EXERCISE:
Reproduce every entry exactly.

Stored records:
'''
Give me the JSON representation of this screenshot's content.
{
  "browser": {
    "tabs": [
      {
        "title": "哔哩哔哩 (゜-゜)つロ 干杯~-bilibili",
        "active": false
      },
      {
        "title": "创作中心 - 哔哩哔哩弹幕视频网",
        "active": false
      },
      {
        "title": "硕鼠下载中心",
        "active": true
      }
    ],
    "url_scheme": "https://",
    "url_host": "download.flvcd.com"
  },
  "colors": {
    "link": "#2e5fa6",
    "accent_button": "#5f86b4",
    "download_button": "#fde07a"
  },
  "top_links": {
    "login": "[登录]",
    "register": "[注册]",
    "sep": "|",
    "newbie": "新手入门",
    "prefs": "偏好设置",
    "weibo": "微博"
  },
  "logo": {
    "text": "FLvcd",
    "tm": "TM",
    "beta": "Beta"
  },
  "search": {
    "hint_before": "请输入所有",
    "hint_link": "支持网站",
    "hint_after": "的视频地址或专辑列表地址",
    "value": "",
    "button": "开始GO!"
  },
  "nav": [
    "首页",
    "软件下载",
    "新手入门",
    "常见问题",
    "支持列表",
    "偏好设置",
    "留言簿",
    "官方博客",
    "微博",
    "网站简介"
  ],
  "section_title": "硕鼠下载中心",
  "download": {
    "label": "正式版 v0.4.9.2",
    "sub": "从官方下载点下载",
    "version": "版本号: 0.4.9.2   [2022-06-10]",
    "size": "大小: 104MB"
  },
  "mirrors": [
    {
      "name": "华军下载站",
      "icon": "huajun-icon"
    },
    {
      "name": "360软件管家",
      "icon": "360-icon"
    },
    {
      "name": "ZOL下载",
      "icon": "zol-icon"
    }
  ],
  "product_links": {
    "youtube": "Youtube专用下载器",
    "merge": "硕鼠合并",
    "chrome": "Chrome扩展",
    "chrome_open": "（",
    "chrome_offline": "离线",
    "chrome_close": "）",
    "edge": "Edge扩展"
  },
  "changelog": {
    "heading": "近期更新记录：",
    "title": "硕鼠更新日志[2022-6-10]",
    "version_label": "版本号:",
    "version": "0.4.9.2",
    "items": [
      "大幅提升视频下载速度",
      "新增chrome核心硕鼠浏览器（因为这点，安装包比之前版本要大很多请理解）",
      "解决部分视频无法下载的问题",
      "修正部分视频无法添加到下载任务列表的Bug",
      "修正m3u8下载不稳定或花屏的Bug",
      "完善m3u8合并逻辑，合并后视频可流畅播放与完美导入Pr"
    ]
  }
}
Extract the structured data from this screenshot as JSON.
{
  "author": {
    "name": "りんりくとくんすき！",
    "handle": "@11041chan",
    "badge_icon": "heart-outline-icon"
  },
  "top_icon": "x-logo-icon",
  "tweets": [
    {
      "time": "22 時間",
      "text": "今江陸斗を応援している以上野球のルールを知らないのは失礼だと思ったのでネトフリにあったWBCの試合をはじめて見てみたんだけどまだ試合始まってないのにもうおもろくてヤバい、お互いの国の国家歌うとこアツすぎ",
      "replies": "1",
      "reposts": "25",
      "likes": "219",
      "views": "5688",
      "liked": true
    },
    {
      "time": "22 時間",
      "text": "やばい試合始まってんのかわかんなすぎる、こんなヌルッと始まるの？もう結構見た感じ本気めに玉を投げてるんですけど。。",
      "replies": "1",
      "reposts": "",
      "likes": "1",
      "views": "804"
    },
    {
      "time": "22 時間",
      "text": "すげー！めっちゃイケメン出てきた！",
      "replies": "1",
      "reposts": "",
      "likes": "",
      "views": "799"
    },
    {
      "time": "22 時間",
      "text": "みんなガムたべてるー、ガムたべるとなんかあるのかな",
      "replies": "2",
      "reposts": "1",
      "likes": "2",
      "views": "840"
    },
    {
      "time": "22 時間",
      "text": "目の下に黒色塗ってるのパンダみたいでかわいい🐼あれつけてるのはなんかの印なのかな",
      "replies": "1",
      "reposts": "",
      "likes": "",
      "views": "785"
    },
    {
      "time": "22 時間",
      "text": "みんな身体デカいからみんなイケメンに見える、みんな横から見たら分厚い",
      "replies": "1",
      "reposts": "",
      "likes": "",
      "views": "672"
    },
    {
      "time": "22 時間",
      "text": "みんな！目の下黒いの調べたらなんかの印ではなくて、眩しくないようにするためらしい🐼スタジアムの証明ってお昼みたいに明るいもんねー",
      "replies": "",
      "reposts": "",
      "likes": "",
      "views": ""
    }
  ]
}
'''
COMPLETE RESPONSE:
Give me the JSON representation of this screenshot's content.
{
  "browser": {
    "tabs": [
      {
        "title": "哔哩哔哩 (゜-゜)つロ 干杯~-bilibili",
        "active": false
      },
      {
        "title": "创作中心 - 哔哩哔哩弹幕视频网",
        "active": false
      },
      {
        "title": "硕鼠下载中心",
        "active": true
      }
    ],
    "url_scheme": "https://",
    "url_host": "download.flvcd.com"
  },
  "colors": {
    "link": "#2e5fa6",
    "accent_button": "#5f86b4",
    "download_button": "#fde07a"
  },
  "top_links": {
    "login": "[登录]",
    "register": "[注册]",
    "sep": "|",
    "newbie": "新手入门",
    "prefs": "偏好设置",
    "weibo": "微博"
  },
  "logo": {
    "text": "FLvcd",
    "tm": "TM",
    "beta": "Beta"
  },
  "search": {
    "hint_before": "请输入所有",
    "hint_link": "支持网站",
    "hint_after": "的视频地址或专辑列表地址",
    "value": "",
    "button": "开始GO!"
  },
  "nav": [
    "首页",
    "软件下载",
    "新手入门",
    "常见问题",
    "支持列表",
    "偏好设置",
    "留言簿",
    "官方博客",
    "微博",
    "网站简介"
  ],
  "section_title": "硕鼠下载中心",
  "download": {
    "label": "正式版 v0.4.9.2",
    "sub": "从官方下载点下载",
    "version": "版本号: 0.4.9.2   [2022-06-10]",
    "size": "大小: 104MB"
  },
  "mirrors": [
    {
      "name": "华军下载站",
      "icon": "huajun-icon"
    },
    {
      "name": "360软件管家",
      "icon": "360-icon"
    },
    {
      "name": "ZOL下载",
      "icon": "zol-icon"
    }
  ],
  "product_links": {
    "youtube": "Youtube专用下载器",
    "merge": "硕鼠合并",
    "chrome": "Chrome扩展",
    "chrome_open": "（",
    "chrome_offline": "离线",
    "chrome_close": "）",
    "edge": "Edge扩展"
  },
  "changelog": {
    "heading": "近期更新记录：",
    "title": "硕鼠更新日志[2022-6-10]",
    "version_label": "版本号:",
    "version": "0.4.9.2",
    "items": [
      "大幅提升视频下载速度",
      "新增chrome核心硕鼠浏览器（因为这点，安装包比之前版本要大很多请理解）",
      "解决部分视频无法下载的问题",
      "修正部分视频无法添加到下载任务列表的Bug",
      "修正m3u8下载不稳定或花屏的Bug",
      "完善m3u8合并逻辑，合并后视频可流畅播放与完美导入Pr"
    ]
  }
}
Extract the structured data from this screenshot as JSON.
{
  "author": {
    "name": "りんりくとくんすき！",
    "handle": "@11041chan",
    "badge_icon": "heart-outline-icon"
  },
  "top_icon": "x-logo-icon",
  "tweets": [
    {
      "time": "22 時間",
      "text": "今江陸斗を応援している以上野球のルールを知らないのは失礼だと思ったのでネトフリにあったWBCの試合をはじめて見てみたんだけどまだ試合始まってないのにもうおもろくてヤバい、お互いの国の国家歌うとこアツすぎ",
      "replies": "1",
      "reposts": "25",
      "likes": "219",
      "views": "5688",
      "liked": true
    },
    {
      "time": "22 時間",
      "text": "やばい試合始まってんのかわかんなすぎる、こんなヌルッと始まるの？もう結構見た感じ本気めに玉を投げてるんですけど。。",
      "replies": "1",
      "reposts": "",
      "likes": "1",
      "views": "804"
    },
    {
      "time": "22 時間",
      "text": "すげー！めっちゃイケメン出てきた！",
      "replies": "1",
      "reposts": "",
      "likes": "",
      "views": "799"
    },
    {
      "time": "22 時間",
      "text": "みんなガムたべてるー、ガムたべるとなんかあるのかな",
      "replies": "2",
      "reposts": "1",
      "likes": "2",
      "views": "840"
    },
    {
      "time": "22 時間",
      "text": "目の下に黒色塗ってるのパンダみたいでかわいい🐼あれつけてるのはなんかの印なのかな",
      "replies": "1",
      "reposts": "",
      "likes": "",
      "views": "785"
    },
    {
      "time": "22 時間",
      "text": "みんな身体デカいからみんなイケメンに見える、みんな横から見たら分厚い",
      "replies": "1",
      "reposts": "",
      "likes": "",
      "views": "672"
    },
    {
      "time": "22 時間",
      "text": "みんな！目の下黒いの調べたらなんかの印ではなくて、眩しくないようにするためらしい🐼スタジアムの証明ってお昼みたいに明るいもんねー",
      "replies": "",
      "reposts": "",
      "likes": "",
      "views": ""
    }
  ]
}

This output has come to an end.